- [SOURCE PASSAGE]:
"""
But then the tone can switch, too. And I feel “a little too much” when I look at the scale and see a number there that feels 10 pounds too high. I was talking to a childhood friend who’s also recently reached mid-30s and we were commiserating about how much more difficult it is at this age and after having babies to be in the shape to which we’d grown accustomed.

I felt “a little too much” when I showed up in my full ballet leotard and tights to the “Mommy and Me” class when all the other moms (except my friend and I) had on t-shirts and yoga pants. Oops. Felt a bit out of place that day!

I can be “a little too much” at a dinner party – too intense, too counselor-esque, too brooding, too withdrawn (all at the same time).

But you know what my real problem is? It’s that I have not embraced “not quite enough” and “a little too much” as part of what it means to be a human dependent on a strong God. A God in whom I am more than enough, not because of me but because of all He gives me and all that He is for me. A God who never views me as “a little too much” because He delights in me. Yet I kick against my human limitations while God continues to shower me with grace. A God who says gently in the stolen, quiet moments (few though they be) that how well today went does not equate to how much He loves me. (Thank you, Gloria Furman, in Treasuring Christ When Your Hands Are Full for that thought!) A God who reminds me that who I am is not what my ever-wavering bank account shows or the scale reveals, but it is forever redeemed, forever loved, forever holy because of Jesus’ forever grace. 

Mind the gap

This is how I imagine my kitchen to be:

Serene, beautiful, spotless. Could be on the cover or a feature story of “Real Simple.” The countertops gleam; all dishes are put away; there are matching Method hand soap and dish soap containers; and the lit candle signals that it smells as nice as it looks.

Instead, this is the typical end-of-the-evening scene in my kitchen:

20130729-214126.jpgAnd what you can’t see in this image is the dishwasher that still needs to be unloaded (it’s 9:30pm), and a pot on the stove that has another pot nested within it (both dirty, of course).

There’s quite a gap between “ideal” and “real.” To be honest, this particular gap doesn’t really bother me that much because I know it’s only a matter of about 30 minutes before the dishes will be put away and it will at least *look* clean even if it doesn’t smell clean or gleam radiantly. These photos illustrate a deeper gap I wrestle with almost daily. I know that I am not alone in this, because I’ve talked to many of you about it and read your blogs where you also honestly wrestle through the gap. The gap between who you want to be – “ideal you” – and who you really are day-to-day. 

In a conversation with my mom last week, she was telling me about a book she’s read lately in which the thesis is, “We all feel like we need to be perfect like everyone else because we compare our insides to their outsides.” Meaning that you don’t see me yelling at my kids and berating them to get dressed with proper shoes (slippers don’t count) and use the bathroom and get buckled into their car seats and etc etc … before you see us walk into the grocery store all smiles, me holding each of their hands.  Nor do I see your inward struggle with what to wear and does your hair look ok and what about this makeup and do these earrings really match. I simply see the beautiful well-dressed woman who walks into church with confidence and style, leading her equally well-dressed and smiling children behind her. And I’m intimidated by you. I feel less than.
"""
- [INPUT DATA]:
"""
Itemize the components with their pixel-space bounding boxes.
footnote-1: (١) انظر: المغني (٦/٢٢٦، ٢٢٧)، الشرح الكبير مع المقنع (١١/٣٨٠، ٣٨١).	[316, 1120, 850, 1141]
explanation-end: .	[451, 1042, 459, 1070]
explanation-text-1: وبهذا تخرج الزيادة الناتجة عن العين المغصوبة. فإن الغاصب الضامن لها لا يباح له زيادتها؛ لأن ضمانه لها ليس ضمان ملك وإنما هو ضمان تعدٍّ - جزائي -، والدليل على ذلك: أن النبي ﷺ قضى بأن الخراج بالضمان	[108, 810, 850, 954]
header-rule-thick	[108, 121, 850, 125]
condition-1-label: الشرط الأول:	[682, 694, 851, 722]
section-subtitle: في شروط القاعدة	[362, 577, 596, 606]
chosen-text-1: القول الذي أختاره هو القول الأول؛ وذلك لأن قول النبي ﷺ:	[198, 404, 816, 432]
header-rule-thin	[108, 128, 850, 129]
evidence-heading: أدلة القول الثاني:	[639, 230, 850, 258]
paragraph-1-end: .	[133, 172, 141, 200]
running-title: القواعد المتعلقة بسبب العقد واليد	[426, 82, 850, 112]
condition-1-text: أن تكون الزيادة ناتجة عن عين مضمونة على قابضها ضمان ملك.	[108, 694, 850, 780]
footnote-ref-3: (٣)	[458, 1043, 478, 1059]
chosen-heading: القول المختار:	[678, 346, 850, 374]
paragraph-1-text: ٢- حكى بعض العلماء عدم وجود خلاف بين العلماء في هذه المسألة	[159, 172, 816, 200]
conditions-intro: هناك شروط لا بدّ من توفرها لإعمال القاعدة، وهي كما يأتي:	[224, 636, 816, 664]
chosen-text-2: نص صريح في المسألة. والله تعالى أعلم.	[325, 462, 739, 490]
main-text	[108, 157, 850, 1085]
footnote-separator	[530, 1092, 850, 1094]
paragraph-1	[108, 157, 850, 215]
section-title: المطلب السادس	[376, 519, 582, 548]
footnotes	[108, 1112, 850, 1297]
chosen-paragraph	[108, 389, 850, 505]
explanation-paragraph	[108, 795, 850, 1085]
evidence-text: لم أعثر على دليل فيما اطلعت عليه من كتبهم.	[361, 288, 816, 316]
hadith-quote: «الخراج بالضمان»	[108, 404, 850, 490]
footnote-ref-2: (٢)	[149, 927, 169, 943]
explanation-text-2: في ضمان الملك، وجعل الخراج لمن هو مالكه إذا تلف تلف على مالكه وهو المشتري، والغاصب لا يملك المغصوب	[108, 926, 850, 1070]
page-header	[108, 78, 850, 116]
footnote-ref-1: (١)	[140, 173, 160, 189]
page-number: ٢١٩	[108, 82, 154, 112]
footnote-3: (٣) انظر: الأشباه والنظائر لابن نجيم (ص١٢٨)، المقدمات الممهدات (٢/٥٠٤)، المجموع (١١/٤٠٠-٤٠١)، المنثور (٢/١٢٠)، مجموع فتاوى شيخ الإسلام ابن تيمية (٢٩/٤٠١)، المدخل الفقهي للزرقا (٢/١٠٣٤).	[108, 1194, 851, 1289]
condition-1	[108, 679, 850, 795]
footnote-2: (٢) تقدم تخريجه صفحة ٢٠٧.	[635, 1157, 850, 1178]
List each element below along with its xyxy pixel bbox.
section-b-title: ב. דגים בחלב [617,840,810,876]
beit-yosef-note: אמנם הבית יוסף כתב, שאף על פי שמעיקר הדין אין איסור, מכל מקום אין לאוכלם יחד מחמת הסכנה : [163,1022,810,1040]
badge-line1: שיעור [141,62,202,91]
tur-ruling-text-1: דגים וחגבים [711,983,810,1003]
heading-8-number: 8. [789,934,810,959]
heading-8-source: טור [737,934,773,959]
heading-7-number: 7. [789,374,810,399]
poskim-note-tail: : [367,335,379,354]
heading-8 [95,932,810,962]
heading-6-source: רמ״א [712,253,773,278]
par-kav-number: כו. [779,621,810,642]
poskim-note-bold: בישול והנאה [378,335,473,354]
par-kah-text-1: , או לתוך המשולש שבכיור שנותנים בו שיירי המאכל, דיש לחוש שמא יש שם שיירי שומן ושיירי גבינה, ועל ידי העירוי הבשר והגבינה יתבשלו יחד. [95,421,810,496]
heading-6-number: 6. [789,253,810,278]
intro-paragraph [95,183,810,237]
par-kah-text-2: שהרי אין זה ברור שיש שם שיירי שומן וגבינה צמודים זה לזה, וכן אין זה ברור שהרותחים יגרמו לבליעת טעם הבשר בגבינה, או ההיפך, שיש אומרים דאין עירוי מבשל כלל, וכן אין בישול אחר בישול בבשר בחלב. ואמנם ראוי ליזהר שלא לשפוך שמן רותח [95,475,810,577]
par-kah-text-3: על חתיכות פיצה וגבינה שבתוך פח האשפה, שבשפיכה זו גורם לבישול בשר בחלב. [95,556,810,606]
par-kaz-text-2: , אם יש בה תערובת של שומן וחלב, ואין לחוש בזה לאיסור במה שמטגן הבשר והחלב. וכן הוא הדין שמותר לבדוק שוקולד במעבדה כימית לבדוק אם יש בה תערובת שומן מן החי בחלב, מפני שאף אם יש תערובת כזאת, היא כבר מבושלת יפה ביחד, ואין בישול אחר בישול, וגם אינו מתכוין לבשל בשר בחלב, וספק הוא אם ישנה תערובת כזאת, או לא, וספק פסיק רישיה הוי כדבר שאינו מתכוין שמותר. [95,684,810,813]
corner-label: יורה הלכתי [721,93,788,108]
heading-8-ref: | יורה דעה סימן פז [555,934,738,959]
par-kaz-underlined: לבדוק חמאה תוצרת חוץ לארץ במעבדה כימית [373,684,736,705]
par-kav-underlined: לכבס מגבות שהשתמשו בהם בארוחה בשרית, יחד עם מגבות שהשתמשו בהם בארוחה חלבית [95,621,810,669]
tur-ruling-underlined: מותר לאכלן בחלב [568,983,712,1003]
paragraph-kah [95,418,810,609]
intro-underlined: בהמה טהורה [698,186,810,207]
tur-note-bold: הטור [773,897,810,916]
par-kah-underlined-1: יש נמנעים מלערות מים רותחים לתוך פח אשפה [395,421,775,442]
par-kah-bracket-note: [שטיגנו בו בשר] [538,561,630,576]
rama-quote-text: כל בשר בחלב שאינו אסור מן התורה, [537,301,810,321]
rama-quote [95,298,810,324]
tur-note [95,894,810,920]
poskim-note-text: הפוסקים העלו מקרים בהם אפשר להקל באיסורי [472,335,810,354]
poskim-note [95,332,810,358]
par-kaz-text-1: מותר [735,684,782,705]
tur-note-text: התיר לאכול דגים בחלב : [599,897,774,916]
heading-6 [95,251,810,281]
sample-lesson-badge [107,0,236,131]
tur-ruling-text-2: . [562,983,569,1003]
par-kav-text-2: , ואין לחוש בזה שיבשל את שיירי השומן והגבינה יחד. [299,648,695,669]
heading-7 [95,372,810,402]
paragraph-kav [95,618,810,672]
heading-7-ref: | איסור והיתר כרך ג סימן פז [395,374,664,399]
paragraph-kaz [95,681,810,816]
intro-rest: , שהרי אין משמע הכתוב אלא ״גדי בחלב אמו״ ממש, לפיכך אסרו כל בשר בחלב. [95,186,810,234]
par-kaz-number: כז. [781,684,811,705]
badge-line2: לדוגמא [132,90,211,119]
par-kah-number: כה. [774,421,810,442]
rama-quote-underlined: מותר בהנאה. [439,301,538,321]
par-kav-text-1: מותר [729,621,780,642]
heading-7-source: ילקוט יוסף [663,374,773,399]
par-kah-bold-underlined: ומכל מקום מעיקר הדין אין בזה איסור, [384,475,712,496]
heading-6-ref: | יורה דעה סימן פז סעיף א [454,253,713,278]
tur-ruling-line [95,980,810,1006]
"""
- [ACTIVITY LIST]:
1) Based on the passage about the gap between ideal and real, decide whether each statement agrees with it. Answer yes or no for each, quoting the exact words that settle it.
(a) The writer wore a full ballet leotard and tights to the "Mommy and Me" class.
(b) By 9:30pm the dishwasher had already been unloaded.
(c) The writer says the gap between the imagined and actual kitchen is very troubling.
2) Reproduce the passage about the gap between ideal and real verbatim, everything from "But then the" down to "the same time).".

- [SOLUTIONS BY TASK]:
1)
(a) Yes: "I showed up in my full ballet leotard and tights"
(b) No: "the dishwasher that still needs to be unloaded (it’s 9:30pm)"
(c) No: "this particular gap doesn’t really bother me that much"

2)
But then the tone can switch, too. And I feel “a little too much” when I look at the scale and see a number there that feels 10 pounds too high. I was talking to a childhood friend who’s also recently reached mid-30s and we were commiserating about how much more difficult it is at this age and after having babies to be in the shape to which we’d grown accustomed.

I felt “a little too much” when I showed up in my full ballet leotard and tights to the “Mommy and Me” class when all the other moms (except my friend and I) had on t-shirts and yoga pants. Oops. Felt a bit out of place that day!

I can be “a little too much” at a dinner party – too intense, too counselor-esque, too brooding, too withdrawn (all at the same time).